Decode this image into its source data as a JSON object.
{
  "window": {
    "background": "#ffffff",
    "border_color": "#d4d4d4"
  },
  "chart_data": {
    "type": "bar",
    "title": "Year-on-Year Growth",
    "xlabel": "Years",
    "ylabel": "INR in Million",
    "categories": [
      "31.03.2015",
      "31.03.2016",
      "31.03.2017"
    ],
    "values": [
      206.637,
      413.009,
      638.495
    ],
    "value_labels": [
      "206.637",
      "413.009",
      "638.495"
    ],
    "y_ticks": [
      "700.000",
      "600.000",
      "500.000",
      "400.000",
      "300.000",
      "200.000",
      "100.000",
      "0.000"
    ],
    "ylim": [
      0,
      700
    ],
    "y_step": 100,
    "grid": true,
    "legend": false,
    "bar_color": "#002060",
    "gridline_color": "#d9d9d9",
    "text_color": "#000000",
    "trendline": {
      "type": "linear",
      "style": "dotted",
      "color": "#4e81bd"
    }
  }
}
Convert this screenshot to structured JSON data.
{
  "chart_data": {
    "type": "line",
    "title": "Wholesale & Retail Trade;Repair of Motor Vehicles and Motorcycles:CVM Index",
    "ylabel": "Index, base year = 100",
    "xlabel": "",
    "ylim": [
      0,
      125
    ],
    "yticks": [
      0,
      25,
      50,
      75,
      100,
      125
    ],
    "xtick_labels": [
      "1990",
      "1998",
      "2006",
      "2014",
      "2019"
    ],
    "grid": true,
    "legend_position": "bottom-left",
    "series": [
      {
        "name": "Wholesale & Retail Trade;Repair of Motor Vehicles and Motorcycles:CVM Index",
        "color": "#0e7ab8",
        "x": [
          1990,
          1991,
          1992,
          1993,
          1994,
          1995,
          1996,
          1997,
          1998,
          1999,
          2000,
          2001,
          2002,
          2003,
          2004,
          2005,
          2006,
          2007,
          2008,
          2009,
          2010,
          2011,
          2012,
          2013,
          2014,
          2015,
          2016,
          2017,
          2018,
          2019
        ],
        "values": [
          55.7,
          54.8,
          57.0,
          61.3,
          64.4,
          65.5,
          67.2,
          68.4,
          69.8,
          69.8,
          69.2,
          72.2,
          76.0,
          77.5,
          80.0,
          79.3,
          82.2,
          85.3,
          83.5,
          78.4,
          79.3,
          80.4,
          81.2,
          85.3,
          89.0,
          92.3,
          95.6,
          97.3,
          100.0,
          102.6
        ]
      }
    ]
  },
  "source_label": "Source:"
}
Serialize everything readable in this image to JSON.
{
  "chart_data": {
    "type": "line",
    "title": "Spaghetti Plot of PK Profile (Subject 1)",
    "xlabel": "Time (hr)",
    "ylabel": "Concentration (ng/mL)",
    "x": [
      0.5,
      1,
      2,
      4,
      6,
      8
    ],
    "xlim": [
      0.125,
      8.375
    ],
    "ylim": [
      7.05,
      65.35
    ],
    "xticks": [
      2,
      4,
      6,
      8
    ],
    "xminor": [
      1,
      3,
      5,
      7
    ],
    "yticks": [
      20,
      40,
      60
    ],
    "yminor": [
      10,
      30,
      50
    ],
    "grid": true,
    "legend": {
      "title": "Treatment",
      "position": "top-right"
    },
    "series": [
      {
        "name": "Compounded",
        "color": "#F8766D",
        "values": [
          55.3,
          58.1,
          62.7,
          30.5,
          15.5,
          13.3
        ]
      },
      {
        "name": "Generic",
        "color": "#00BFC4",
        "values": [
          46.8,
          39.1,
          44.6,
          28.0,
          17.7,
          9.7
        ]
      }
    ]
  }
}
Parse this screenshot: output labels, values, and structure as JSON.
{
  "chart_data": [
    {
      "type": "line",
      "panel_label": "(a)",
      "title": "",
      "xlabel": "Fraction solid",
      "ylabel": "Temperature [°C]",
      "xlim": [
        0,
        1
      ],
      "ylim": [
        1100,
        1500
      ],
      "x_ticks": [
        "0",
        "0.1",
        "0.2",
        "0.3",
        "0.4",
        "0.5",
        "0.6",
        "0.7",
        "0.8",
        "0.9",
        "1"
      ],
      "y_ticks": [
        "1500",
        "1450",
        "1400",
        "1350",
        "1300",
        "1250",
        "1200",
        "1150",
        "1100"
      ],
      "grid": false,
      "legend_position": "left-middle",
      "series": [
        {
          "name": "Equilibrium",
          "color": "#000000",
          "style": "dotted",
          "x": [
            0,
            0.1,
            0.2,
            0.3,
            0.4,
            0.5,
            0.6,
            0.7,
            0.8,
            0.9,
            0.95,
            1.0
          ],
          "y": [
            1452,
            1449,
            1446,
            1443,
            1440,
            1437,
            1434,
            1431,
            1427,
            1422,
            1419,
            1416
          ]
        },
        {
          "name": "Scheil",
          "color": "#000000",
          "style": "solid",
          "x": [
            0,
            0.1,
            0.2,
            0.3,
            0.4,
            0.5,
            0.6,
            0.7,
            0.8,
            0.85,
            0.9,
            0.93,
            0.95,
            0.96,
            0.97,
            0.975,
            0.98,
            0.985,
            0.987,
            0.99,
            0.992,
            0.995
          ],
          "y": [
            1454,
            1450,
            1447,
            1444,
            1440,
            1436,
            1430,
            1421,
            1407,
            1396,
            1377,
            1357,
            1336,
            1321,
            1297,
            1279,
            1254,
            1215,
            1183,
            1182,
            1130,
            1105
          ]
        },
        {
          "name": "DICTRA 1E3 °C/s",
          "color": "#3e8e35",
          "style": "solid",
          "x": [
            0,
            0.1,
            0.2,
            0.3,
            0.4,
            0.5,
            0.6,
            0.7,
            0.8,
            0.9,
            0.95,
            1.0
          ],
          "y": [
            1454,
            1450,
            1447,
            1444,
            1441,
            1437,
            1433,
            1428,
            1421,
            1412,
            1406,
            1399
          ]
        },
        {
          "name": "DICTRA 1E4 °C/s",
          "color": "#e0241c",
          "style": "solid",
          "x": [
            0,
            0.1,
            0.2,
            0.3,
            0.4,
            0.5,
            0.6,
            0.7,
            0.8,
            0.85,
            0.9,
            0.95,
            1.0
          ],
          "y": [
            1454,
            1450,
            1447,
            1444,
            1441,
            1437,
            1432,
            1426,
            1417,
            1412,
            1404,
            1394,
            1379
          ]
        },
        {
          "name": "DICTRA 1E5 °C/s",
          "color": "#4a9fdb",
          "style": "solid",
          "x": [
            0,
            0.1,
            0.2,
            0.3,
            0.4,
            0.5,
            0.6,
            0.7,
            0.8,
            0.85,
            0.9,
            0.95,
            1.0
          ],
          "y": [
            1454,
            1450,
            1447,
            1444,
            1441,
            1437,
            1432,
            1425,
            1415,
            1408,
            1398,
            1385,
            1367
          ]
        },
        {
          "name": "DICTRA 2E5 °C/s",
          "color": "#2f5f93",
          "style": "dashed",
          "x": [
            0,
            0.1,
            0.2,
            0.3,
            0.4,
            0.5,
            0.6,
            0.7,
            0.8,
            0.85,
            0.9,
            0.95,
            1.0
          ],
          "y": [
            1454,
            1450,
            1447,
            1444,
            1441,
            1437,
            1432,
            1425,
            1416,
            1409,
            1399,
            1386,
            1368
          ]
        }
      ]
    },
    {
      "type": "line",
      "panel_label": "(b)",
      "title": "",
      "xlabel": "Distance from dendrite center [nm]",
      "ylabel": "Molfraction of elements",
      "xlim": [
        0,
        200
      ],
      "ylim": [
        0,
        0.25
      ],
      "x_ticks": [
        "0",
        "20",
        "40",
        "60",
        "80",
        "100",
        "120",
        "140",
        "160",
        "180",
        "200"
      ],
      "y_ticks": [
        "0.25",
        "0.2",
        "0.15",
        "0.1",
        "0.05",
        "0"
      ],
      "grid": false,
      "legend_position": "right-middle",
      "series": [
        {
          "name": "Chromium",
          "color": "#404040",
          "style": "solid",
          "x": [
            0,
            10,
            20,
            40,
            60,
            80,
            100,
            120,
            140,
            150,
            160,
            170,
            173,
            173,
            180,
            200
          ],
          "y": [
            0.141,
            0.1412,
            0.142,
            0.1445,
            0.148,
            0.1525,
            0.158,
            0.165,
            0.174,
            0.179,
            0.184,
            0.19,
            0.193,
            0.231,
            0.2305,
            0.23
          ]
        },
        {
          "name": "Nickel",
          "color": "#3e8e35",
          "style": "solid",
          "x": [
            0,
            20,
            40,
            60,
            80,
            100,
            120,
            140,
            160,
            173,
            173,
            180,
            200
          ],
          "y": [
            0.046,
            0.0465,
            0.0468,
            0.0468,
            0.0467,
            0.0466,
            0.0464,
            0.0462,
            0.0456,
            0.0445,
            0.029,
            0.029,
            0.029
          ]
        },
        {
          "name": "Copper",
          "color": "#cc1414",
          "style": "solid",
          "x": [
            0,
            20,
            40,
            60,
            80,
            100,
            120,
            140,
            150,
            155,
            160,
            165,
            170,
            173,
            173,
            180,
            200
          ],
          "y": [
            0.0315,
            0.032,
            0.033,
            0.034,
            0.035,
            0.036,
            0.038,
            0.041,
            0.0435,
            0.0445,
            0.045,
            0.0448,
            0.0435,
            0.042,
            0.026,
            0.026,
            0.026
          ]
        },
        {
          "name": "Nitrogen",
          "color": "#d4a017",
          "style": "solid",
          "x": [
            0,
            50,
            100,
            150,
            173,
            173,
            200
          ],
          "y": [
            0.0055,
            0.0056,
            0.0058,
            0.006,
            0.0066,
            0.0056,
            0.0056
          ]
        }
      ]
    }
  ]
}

- _Work to do_
Find the lines containing "ylabel" and list every one of them.

- _Answer to this exercise_
    "ylabel": "INR in Million",
    "ylabel": "Index, base year = 100",
    "ylabel": "Concentration (ng/mL)",
      "ylabel": "Temperature [°C]",
      "ylabel": "Molfraction of elements",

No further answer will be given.